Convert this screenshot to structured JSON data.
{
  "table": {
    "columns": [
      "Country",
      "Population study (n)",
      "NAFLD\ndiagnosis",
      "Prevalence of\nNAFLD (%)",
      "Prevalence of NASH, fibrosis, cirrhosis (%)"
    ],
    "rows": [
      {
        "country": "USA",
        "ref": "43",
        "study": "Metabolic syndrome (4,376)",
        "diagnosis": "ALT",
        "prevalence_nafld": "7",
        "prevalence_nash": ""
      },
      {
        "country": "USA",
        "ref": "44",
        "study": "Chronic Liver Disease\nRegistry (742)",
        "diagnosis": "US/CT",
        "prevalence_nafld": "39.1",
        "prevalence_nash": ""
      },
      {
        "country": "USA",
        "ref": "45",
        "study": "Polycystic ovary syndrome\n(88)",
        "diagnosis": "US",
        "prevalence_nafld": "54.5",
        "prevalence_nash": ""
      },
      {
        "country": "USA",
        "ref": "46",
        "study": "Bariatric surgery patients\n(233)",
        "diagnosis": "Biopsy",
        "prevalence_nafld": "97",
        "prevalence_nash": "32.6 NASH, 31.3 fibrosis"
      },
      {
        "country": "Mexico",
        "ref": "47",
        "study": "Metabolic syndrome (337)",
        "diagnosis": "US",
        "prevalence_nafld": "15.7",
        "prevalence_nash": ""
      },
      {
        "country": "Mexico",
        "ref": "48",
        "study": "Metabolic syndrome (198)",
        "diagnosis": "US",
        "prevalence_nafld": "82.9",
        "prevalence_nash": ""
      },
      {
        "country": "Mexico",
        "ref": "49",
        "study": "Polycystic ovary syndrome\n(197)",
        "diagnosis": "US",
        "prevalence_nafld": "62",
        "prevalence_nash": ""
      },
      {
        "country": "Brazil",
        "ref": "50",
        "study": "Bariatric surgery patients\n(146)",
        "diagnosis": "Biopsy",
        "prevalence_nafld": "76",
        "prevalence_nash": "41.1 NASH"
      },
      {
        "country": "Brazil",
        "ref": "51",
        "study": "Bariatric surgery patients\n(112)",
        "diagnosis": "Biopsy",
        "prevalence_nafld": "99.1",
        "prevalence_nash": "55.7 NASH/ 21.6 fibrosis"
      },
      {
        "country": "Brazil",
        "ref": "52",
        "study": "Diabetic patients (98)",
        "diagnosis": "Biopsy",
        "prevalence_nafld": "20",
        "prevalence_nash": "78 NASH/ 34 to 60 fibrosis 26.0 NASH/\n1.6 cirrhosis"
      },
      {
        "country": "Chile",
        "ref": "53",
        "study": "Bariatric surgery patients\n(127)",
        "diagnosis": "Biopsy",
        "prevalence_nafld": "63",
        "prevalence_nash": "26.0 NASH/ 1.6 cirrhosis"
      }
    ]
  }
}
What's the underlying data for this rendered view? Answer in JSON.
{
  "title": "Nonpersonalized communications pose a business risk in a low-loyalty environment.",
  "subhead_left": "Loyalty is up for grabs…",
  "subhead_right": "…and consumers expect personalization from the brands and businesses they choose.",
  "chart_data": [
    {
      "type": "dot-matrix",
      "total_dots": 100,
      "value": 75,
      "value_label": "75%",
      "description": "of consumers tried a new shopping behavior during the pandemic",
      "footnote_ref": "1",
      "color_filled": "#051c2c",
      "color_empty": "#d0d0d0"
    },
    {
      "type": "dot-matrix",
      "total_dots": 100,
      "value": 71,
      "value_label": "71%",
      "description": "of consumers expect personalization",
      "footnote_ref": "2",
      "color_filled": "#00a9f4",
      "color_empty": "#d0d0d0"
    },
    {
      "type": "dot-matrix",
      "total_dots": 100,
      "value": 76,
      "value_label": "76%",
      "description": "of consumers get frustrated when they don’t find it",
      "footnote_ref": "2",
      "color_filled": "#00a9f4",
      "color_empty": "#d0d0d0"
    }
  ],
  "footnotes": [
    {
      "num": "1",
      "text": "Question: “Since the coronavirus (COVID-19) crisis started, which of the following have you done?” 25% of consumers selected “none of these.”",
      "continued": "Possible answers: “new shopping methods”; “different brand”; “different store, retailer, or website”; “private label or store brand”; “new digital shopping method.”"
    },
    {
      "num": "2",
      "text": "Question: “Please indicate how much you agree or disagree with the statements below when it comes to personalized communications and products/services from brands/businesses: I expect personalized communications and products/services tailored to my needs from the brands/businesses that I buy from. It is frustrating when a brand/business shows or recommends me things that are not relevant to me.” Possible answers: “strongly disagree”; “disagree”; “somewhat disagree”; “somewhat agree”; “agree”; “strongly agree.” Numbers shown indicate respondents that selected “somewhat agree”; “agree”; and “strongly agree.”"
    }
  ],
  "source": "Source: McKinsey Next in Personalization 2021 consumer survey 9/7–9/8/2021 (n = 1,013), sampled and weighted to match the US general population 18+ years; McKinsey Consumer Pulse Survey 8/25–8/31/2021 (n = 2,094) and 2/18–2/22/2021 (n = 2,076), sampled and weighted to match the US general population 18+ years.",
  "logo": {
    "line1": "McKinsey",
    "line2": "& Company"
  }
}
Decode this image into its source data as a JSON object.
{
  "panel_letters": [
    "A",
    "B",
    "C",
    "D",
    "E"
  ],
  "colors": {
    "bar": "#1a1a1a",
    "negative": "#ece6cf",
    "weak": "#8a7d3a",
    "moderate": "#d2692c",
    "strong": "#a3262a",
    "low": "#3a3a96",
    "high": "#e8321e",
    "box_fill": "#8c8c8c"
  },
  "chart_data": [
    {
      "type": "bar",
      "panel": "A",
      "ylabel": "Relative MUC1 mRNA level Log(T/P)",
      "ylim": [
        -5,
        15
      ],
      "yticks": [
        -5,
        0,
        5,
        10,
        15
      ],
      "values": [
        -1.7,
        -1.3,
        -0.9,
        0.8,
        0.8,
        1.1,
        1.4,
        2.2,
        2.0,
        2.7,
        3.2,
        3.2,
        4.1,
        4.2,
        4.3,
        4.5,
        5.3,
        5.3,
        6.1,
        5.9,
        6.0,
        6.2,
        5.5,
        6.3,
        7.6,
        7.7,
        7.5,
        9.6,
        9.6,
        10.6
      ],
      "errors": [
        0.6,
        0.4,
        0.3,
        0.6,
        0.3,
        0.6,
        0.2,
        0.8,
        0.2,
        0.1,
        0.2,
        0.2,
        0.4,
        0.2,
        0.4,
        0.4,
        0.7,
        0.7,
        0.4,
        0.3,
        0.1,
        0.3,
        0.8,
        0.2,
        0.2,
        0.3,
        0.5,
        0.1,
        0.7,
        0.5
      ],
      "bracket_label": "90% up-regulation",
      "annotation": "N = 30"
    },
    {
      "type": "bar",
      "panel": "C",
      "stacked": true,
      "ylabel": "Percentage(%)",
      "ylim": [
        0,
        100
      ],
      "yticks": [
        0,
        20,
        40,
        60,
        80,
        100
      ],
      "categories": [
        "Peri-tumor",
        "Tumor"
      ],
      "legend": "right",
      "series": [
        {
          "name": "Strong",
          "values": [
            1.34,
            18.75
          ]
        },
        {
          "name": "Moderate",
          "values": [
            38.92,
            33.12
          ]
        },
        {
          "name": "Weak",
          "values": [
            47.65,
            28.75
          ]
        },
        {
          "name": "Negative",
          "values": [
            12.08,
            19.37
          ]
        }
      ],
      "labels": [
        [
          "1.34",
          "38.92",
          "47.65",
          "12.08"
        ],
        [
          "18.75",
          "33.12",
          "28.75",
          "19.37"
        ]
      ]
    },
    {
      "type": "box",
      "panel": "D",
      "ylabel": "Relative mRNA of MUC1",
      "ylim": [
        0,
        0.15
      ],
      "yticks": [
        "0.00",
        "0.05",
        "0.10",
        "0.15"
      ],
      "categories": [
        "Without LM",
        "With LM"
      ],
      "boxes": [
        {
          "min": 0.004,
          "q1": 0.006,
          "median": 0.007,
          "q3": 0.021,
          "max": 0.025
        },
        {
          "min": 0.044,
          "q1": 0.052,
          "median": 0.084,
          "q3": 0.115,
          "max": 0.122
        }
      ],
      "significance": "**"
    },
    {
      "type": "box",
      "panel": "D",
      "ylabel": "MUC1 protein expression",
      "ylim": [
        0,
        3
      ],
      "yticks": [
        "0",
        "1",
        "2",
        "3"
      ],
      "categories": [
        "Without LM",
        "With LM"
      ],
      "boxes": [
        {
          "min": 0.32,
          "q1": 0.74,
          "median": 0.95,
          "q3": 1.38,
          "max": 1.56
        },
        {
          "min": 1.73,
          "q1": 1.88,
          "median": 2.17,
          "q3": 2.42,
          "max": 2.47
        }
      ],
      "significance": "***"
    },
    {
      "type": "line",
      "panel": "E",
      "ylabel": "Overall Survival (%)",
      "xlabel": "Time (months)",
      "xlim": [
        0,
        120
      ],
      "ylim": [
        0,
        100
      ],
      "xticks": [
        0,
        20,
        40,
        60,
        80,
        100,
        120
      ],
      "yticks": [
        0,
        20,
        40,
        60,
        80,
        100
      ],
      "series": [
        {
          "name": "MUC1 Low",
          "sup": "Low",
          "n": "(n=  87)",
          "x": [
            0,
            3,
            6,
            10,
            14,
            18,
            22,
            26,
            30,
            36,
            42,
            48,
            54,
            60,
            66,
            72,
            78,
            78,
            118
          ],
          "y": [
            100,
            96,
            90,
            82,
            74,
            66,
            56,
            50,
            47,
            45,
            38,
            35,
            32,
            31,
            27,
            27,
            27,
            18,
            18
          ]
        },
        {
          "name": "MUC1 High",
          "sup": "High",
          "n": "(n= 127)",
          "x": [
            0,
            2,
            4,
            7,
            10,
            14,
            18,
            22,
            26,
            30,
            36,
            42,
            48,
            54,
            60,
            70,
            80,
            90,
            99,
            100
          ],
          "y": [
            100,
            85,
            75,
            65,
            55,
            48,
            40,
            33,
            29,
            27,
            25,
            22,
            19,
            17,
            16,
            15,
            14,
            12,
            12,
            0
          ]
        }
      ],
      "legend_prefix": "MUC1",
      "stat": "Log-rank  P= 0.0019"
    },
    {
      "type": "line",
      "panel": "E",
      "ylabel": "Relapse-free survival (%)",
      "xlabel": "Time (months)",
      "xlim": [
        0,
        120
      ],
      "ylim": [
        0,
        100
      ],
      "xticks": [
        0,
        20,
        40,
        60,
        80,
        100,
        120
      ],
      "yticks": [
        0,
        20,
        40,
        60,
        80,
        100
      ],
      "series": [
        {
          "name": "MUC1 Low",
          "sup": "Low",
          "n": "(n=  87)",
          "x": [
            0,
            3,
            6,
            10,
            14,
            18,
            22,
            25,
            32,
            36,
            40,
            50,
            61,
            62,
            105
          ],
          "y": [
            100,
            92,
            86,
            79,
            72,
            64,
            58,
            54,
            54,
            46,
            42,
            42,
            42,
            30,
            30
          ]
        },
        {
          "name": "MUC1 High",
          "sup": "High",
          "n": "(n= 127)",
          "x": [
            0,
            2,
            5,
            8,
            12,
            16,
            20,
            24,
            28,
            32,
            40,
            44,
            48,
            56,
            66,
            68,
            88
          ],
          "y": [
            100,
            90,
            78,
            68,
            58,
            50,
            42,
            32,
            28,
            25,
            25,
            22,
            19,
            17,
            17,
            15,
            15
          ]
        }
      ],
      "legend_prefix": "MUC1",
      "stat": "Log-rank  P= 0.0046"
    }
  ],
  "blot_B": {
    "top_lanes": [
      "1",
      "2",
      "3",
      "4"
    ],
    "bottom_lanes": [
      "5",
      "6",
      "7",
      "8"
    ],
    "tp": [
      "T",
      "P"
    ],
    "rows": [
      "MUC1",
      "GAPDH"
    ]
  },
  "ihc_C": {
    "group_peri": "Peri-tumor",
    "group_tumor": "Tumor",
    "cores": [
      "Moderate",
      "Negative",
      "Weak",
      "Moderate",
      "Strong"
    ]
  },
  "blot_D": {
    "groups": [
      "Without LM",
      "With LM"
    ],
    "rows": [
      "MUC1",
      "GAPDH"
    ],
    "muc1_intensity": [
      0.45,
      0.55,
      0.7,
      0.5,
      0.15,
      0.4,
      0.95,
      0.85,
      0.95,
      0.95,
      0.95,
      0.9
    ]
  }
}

-------------------------

> [Exercise directions]:
Each line of the entries above that includes the string "text" should be copied out.

> [Answer for the task]:
      "text": "Question: “Since the coronavirus (COVID-19) crisis started, which of the following have you done?” 25% of consumers selected “none of these.”",
      "text": "Question: “Please indicate how much you agree or disagree with the statements below when it comes to personalized communications and products/services from brands/businesses: I expect personalized communications and products/services tailored to my needs from the brands/businesses that I buy from. It is frustrating when a brand/business shows or recommends me things that are not relevant to me.” Possible answers: “strongly disagree”; “disagree”; “somewhat disagree”; “somewhat agree”; “agree”; “strongly agree.” Numbers shown indicate respondents that selected “somewhat agree”; “agree”; and “strongly agree.”"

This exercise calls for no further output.